*Stated goal*
Gather the lines below that include the string "CFDs", copying each in full.

*Source material*
>>>>>

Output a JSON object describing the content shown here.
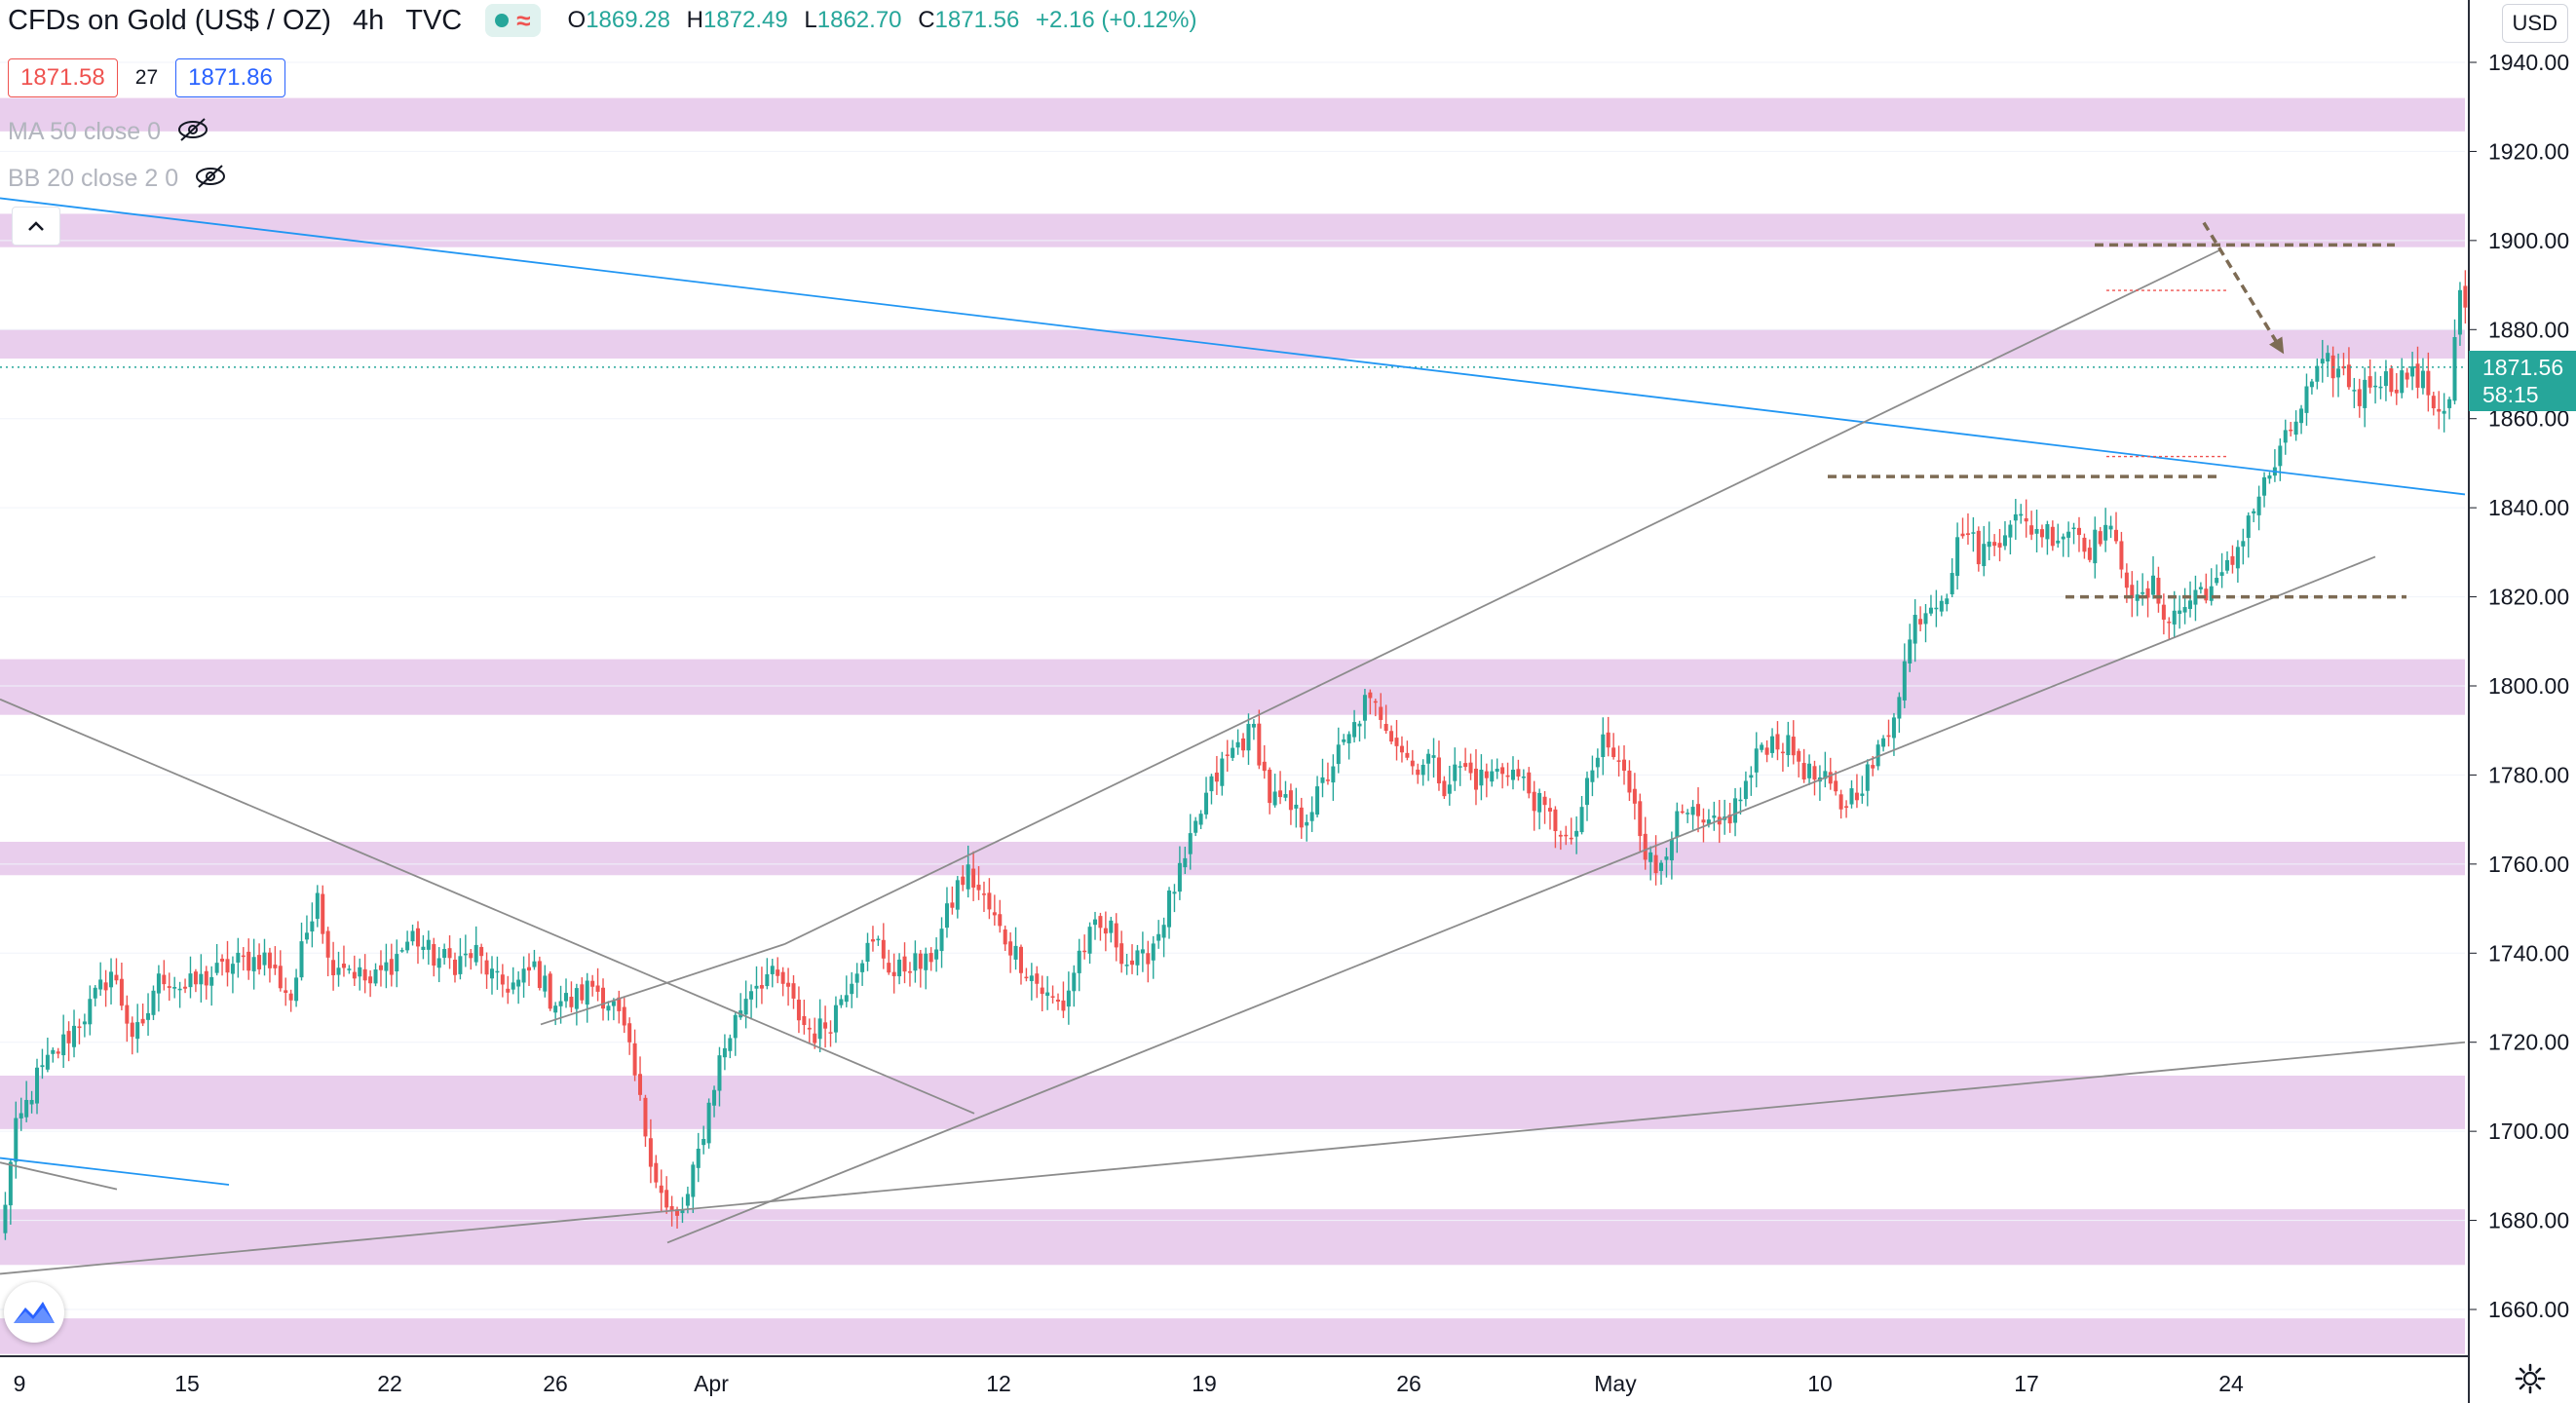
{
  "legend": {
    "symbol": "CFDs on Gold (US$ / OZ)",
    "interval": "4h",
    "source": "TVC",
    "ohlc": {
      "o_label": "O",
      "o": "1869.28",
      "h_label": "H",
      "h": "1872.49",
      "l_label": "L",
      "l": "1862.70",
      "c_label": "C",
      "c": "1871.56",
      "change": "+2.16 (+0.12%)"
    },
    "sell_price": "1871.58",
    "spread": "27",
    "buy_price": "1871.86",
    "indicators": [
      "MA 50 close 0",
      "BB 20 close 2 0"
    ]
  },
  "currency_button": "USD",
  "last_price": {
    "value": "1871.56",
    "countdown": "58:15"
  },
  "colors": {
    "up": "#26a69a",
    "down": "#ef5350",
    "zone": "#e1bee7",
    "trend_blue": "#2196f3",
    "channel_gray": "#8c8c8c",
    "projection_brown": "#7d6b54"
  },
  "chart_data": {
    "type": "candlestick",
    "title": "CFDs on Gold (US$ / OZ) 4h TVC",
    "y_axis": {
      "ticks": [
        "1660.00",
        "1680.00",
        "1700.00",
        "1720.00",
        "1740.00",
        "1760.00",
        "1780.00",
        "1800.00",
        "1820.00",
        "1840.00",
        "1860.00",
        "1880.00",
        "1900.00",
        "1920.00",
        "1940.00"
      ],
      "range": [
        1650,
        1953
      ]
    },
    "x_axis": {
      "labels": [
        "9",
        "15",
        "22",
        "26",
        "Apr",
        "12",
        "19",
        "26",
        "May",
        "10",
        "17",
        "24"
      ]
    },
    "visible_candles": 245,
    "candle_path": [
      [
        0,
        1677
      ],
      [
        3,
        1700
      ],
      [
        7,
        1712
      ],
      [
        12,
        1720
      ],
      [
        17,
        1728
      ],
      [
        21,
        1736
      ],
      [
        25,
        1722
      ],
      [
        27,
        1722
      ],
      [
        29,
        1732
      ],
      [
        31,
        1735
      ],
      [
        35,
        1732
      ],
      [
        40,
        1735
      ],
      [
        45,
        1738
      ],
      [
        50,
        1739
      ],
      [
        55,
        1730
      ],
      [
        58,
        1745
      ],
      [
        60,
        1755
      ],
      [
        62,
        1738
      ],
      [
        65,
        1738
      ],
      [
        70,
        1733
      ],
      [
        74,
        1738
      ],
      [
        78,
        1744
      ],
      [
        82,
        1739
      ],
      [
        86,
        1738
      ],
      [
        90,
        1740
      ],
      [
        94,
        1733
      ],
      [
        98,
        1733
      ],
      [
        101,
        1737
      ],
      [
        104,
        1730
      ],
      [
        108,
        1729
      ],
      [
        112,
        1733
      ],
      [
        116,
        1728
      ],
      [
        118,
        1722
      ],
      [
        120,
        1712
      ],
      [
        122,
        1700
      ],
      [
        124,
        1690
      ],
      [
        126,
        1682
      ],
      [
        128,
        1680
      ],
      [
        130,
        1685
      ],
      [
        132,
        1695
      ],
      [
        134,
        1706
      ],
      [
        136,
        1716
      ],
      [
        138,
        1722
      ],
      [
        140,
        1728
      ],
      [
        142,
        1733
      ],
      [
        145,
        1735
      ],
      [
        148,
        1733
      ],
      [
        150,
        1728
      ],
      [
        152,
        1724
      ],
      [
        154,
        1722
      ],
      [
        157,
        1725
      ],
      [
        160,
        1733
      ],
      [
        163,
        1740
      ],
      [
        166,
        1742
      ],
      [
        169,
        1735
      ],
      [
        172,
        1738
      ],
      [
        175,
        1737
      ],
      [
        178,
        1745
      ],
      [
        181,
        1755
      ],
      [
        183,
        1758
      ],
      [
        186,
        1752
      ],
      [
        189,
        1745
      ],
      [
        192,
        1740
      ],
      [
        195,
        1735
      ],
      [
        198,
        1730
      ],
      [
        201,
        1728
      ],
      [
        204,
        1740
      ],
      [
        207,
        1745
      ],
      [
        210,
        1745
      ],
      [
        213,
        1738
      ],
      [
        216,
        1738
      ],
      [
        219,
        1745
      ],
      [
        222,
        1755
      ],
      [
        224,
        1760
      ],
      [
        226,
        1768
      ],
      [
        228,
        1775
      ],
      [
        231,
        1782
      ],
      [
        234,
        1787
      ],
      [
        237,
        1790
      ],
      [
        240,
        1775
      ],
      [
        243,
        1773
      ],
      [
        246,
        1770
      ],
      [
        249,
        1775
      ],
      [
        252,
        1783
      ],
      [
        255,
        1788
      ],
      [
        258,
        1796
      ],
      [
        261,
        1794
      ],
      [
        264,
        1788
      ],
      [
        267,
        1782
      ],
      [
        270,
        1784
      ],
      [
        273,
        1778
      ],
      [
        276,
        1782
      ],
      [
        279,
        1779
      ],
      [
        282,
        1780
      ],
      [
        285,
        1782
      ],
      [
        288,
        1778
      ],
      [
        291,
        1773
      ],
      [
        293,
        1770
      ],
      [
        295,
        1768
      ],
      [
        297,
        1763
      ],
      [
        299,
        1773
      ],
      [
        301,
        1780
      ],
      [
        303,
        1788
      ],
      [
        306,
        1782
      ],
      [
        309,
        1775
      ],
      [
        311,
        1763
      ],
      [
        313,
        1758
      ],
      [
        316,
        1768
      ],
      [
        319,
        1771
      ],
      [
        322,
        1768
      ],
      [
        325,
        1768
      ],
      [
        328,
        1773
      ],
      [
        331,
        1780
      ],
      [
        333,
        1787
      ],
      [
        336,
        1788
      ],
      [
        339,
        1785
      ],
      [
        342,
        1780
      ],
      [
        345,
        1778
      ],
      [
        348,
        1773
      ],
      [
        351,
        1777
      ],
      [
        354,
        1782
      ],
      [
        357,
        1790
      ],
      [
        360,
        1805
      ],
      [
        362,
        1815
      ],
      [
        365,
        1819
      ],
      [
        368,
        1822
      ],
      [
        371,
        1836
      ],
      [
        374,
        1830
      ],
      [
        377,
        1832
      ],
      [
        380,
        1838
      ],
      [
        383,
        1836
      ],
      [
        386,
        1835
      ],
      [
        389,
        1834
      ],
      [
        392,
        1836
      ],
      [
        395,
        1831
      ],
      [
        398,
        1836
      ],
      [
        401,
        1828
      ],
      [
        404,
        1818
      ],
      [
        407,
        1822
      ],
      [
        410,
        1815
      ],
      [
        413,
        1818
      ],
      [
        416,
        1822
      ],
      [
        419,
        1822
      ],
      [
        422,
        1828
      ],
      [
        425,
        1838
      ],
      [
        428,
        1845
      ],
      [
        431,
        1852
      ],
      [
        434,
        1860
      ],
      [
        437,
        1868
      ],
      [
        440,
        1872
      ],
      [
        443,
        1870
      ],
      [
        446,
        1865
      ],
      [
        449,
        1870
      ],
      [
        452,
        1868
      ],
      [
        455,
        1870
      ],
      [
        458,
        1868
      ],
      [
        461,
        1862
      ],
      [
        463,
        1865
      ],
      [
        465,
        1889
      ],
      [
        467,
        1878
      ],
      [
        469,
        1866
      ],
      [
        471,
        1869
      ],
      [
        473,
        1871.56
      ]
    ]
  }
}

<<<<<

*Response below*
    "symbol": "CFDs on Gold (US$ / OZ)",
    "title": "CFDs on Gold (US$ / OZ) 4h TVC",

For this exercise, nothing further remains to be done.